- Stored rows -
───
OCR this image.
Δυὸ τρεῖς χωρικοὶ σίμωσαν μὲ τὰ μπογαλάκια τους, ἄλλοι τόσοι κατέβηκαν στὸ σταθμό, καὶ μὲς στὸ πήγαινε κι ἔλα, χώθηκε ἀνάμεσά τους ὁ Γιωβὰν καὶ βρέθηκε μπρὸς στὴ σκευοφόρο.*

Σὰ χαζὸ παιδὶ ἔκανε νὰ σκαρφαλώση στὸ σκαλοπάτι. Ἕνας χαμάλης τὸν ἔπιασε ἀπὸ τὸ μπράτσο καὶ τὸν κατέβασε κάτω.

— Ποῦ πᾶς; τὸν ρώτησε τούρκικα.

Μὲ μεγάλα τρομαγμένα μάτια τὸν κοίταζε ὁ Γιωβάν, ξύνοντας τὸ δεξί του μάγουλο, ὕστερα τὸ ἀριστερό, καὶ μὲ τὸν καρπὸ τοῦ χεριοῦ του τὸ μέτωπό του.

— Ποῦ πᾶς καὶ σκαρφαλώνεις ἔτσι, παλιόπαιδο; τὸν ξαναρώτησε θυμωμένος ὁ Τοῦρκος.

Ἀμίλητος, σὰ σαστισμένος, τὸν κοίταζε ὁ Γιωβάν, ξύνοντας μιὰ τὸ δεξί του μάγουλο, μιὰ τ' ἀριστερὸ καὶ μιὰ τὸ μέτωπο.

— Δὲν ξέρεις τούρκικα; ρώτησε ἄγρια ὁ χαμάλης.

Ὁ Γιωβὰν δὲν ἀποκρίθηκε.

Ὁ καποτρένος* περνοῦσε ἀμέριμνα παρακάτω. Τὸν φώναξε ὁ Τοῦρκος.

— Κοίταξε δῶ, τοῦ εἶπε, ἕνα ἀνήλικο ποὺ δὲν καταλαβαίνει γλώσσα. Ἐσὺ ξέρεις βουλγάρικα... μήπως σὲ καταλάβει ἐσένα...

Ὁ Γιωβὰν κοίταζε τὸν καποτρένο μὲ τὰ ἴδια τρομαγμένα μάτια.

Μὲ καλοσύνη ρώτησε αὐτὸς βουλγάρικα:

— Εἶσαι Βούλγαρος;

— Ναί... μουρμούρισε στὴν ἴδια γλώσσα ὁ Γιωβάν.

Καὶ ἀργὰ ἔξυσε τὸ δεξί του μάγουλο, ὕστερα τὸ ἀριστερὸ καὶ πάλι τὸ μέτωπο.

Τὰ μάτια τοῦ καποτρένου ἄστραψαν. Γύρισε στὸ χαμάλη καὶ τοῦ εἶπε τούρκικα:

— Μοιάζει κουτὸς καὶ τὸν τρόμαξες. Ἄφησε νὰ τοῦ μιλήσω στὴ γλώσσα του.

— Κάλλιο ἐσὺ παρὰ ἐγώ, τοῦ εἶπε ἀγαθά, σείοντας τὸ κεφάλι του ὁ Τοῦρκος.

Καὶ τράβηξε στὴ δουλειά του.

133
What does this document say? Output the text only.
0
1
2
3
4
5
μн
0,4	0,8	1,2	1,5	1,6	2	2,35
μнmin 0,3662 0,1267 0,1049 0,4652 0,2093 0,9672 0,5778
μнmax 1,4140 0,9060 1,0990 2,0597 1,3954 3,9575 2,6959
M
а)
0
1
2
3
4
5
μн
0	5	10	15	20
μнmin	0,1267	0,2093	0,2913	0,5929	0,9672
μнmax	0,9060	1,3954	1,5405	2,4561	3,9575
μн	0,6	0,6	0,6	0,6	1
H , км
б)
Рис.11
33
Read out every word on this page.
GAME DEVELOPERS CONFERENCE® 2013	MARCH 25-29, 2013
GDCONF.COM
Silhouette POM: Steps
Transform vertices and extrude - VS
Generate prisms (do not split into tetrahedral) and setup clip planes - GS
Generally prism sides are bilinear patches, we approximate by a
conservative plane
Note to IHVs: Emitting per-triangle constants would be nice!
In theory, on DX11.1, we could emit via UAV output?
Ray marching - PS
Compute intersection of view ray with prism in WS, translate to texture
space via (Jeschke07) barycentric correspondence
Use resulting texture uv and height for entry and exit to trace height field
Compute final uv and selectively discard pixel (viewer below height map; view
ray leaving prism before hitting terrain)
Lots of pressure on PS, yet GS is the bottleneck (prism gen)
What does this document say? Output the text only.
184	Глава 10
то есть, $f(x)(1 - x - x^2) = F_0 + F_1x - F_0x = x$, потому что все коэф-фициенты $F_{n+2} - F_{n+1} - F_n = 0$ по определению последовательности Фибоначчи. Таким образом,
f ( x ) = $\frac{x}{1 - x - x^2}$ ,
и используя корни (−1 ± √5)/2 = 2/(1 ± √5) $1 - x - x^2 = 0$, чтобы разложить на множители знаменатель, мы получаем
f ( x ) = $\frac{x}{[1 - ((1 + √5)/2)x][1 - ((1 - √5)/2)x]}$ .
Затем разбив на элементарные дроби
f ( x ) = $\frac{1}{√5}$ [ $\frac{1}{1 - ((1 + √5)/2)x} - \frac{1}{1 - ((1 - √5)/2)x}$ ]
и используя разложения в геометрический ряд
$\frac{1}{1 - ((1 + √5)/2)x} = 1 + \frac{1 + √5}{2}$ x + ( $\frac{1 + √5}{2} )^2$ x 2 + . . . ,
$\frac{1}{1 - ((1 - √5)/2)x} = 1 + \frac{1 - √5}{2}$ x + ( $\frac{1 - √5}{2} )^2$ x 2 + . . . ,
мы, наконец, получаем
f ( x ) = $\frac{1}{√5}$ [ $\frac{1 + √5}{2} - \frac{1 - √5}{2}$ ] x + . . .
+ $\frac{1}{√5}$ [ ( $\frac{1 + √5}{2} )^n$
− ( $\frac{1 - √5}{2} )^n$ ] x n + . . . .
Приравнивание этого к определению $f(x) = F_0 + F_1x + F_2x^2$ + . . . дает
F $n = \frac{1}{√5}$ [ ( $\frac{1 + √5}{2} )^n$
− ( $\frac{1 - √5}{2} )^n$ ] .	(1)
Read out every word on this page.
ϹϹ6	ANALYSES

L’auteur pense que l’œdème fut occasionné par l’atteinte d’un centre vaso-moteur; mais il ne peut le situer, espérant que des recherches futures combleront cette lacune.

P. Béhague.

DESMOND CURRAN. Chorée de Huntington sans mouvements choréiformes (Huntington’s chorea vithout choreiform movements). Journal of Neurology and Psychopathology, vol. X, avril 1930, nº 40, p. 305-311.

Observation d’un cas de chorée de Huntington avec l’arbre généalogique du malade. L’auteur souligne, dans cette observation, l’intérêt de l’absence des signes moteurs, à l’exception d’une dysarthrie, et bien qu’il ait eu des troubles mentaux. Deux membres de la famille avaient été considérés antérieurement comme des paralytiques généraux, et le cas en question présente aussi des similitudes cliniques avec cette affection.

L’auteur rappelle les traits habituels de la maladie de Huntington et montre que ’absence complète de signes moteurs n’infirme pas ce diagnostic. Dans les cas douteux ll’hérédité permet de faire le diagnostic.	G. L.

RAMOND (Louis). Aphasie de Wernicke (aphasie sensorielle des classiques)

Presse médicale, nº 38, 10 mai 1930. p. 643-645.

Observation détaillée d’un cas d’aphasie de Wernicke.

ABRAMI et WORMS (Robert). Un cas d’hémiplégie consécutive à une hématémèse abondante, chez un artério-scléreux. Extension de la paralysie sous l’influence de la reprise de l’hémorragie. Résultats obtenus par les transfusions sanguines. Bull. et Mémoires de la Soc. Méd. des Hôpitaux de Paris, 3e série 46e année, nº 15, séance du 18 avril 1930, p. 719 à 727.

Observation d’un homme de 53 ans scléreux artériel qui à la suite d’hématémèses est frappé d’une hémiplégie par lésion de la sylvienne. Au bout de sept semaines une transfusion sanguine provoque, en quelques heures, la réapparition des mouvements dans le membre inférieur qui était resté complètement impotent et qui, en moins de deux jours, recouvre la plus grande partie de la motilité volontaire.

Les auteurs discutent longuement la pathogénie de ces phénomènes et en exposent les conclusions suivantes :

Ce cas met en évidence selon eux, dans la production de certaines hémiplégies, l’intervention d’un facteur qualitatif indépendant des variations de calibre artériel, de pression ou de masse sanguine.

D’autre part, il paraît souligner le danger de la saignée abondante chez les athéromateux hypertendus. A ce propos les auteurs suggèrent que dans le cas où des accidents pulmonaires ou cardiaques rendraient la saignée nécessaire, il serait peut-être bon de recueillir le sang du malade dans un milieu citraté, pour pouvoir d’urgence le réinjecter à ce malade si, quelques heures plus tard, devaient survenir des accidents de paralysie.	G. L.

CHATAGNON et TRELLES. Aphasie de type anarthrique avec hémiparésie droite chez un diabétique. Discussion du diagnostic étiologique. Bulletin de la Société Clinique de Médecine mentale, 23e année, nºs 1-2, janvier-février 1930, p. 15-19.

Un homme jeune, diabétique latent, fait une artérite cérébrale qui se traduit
───
- What you are asked to do -
Look above for lines with the word "quelques" and copy them all.

- Answer -
Observation d’un homme de 53 ans scléreux artériel qui à la suite d’hématémèses est frappé d’une hémiplégie par lésion de la sylvienne. Au bout de sept semaines une transfusion sanguine provoque, en quelques heures, la réapparition des mouvements dans le membre inférieur qui était resté complètement impotent et qui, en moins de deux jours, recouvre la plus grande partie de la motilité volontaire.
D’autre part, il paraît souligner le danger de la saignée abondante chez les athéromateux hypertendus. A ce propos les auteurs suggèrent que dans le cas où des accidents pulmonaires ou cardiaques rendraient la saignée nécessaire, il serait peut-être bon de recueillir le sang du malade dans un milieu citraté, pour pouvoir d’urgence le réinjecter à ce malade si, quelques heures plus tard, devaient survenir des accidents de paralysie.	G. L.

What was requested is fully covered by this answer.